▸ **OBJECTIVE**:
Find and copy every line in the records that includes the string "workflows".

Saved entries:
------------------------------------------------------------
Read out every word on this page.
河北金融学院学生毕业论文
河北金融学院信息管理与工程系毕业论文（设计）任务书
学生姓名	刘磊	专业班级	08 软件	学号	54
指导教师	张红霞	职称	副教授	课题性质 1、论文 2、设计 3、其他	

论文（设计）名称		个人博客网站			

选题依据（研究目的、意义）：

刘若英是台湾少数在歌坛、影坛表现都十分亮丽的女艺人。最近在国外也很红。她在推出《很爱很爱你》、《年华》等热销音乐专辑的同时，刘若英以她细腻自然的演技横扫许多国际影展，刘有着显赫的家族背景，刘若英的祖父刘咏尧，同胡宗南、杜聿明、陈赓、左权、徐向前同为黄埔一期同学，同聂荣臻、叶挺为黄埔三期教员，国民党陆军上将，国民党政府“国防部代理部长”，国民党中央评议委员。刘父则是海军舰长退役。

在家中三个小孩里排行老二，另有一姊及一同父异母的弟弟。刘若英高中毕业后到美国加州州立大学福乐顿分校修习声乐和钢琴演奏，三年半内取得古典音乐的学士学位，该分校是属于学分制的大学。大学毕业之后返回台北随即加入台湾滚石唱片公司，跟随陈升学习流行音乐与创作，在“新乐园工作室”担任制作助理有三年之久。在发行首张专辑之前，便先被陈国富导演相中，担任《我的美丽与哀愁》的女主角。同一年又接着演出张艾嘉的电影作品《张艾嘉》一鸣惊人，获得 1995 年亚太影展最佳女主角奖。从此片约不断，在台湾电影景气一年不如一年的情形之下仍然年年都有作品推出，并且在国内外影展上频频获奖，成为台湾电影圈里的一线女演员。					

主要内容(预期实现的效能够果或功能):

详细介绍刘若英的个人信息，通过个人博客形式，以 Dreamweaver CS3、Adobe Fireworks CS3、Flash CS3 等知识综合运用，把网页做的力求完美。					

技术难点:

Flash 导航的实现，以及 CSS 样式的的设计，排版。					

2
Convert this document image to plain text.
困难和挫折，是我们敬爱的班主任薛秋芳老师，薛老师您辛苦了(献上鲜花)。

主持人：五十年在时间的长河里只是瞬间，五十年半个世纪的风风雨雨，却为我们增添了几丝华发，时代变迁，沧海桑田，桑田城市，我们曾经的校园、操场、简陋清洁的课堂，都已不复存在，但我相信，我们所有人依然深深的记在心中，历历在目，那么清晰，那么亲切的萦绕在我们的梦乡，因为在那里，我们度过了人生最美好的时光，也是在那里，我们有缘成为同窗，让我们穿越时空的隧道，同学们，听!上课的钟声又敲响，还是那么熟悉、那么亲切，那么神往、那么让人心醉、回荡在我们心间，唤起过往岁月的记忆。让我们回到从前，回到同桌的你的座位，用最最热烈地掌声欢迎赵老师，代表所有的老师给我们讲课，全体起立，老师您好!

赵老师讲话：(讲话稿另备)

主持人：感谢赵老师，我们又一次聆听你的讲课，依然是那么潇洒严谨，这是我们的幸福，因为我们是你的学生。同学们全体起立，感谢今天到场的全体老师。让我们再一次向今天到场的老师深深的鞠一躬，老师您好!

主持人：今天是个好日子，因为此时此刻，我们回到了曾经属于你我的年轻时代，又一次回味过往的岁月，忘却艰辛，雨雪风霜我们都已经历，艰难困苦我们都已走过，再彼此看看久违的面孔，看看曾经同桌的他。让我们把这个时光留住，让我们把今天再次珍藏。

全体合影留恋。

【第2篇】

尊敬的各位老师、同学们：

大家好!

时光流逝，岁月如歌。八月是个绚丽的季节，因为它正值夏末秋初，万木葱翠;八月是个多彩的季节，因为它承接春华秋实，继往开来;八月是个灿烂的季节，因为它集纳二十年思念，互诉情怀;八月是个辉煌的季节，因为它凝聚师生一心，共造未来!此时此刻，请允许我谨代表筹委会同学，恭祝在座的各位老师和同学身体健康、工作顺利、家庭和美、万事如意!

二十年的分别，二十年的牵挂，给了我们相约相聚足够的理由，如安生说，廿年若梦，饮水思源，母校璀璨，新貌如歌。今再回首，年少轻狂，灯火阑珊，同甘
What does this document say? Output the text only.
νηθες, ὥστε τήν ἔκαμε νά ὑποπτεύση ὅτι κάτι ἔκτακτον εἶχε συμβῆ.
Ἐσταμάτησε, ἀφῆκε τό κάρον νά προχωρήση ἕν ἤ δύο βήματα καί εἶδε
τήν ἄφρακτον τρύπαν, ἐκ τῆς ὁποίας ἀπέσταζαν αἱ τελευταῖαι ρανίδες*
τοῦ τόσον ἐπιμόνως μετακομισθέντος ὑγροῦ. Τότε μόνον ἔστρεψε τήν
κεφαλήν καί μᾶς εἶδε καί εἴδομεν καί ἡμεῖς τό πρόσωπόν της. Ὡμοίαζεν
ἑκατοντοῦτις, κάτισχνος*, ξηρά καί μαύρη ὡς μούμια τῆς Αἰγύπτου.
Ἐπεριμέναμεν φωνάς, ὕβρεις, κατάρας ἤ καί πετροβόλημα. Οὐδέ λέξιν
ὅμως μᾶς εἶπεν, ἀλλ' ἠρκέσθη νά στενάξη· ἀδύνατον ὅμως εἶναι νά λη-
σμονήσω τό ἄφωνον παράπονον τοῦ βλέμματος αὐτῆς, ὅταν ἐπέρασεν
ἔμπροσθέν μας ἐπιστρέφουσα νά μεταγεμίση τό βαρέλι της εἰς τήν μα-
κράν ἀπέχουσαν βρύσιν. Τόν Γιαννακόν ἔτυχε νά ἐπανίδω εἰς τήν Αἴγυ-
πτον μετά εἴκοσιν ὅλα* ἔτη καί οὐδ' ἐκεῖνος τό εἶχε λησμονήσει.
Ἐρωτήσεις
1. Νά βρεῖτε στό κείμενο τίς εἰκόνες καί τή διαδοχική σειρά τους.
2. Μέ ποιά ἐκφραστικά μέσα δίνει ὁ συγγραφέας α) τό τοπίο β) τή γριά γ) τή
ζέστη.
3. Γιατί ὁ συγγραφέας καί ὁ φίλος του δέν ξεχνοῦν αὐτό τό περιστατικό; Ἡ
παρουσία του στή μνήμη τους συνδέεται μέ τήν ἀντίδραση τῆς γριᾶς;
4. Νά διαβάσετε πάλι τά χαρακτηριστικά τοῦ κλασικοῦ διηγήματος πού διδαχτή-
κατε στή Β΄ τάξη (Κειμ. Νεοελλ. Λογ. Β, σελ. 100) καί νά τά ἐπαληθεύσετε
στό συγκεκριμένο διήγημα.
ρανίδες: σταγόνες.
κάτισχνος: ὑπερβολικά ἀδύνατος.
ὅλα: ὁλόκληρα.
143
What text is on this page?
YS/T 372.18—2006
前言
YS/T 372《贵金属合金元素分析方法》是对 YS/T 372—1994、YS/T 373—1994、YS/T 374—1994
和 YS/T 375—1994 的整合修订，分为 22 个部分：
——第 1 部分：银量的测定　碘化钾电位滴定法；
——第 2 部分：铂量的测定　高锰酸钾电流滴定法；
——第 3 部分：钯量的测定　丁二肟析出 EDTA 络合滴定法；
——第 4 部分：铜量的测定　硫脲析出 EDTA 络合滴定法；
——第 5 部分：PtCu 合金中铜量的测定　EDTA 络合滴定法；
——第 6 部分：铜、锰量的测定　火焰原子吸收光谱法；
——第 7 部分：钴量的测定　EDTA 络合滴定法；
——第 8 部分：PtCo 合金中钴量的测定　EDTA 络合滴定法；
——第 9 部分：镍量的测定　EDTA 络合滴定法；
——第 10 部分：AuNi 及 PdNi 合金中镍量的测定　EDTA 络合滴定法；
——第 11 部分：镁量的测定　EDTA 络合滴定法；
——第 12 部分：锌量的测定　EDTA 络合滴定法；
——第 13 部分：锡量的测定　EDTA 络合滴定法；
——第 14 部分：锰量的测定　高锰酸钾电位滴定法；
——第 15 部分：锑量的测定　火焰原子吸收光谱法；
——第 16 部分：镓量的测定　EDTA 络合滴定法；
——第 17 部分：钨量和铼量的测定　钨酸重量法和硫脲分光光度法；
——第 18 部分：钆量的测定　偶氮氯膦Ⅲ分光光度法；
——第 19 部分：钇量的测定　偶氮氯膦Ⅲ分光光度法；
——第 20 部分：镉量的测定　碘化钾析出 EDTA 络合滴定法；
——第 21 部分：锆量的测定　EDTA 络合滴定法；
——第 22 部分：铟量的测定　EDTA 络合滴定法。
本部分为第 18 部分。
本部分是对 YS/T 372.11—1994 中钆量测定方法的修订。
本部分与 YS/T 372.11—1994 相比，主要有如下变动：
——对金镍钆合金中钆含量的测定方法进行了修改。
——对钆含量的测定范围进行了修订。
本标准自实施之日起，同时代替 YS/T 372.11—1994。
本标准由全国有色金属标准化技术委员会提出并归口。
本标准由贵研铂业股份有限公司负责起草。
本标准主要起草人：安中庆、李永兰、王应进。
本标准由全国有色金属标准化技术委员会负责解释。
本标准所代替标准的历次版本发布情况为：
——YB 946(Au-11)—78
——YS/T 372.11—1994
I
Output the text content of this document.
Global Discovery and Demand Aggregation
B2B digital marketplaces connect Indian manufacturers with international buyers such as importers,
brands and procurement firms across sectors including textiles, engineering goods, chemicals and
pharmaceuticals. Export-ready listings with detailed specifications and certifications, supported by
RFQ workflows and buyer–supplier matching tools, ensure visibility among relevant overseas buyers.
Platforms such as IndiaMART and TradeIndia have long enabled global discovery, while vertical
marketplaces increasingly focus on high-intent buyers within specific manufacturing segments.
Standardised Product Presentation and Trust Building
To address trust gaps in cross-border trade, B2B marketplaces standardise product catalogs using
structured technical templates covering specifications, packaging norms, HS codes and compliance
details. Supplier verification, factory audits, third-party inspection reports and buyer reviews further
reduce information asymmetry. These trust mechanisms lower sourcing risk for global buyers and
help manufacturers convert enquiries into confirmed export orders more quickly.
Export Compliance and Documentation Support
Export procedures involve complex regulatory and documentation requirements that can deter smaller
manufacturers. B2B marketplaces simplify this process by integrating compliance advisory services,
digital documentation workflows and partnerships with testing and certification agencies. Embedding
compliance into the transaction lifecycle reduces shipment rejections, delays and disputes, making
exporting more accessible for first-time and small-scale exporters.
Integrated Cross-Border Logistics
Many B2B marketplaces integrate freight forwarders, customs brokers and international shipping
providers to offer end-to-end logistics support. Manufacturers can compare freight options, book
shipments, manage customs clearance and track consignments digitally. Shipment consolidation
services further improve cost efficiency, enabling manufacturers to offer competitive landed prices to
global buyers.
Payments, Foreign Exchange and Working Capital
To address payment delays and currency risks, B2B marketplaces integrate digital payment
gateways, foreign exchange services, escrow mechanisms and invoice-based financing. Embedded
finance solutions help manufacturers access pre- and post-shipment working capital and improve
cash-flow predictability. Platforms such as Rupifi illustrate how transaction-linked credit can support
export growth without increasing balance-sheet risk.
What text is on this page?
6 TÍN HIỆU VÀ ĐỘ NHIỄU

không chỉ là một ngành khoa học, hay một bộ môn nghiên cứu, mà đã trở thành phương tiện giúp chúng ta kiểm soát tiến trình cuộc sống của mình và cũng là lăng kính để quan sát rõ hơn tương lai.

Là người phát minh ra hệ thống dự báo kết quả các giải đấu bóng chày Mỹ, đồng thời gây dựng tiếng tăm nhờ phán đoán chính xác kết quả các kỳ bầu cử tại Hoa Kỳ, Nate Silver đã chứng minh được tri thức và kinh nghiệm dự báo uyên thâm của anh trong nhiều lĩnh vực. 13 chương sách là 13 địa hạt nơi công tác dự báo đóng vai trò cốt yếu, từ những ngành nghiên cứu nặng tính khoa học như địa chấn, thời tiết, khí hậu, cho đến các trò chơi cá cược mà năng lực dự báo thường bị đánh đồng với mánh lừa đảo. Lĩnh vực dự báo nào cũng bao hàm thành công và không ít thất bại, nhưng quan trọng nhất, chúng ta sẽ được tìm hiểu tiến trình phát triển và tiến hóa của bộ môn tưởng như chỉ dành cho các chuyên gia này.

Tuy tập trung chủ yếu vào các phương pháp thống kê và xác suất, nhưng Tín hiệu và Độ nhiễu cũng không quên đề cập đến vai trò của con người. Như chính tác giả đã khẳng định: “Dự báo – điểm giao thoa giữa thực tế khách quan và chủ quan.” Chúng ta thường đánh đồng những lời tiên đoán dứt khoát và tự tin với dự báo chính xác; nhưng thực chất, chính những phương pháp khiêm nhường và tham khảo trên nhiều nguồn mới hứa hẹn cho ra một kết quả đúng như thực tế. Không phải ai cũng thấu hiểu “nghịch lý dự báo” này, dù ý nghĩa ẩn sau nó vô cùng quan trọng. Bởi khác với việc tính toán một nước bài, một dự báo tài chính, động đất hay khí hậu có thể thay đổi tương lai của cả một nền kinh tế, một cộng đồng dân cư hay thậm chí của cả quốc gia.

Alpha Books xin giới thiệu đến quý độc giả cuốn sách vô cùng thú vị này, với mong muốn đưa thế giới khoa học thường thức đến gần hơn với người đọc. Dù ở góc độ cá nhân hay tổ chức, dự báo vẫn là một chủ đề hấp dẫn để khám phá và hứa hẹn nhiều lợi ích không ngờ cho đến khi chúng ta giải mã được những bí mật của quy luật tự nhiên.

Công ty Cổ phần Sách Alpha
------------------------------------------------------------
▸ **TASK ANSWER**:
RFQ workflows and buyer–supplier matching tools, ensure visibility among relevant overseas buyers.
digital documentation workflows and partnerships with testing and certification agencies. Embedding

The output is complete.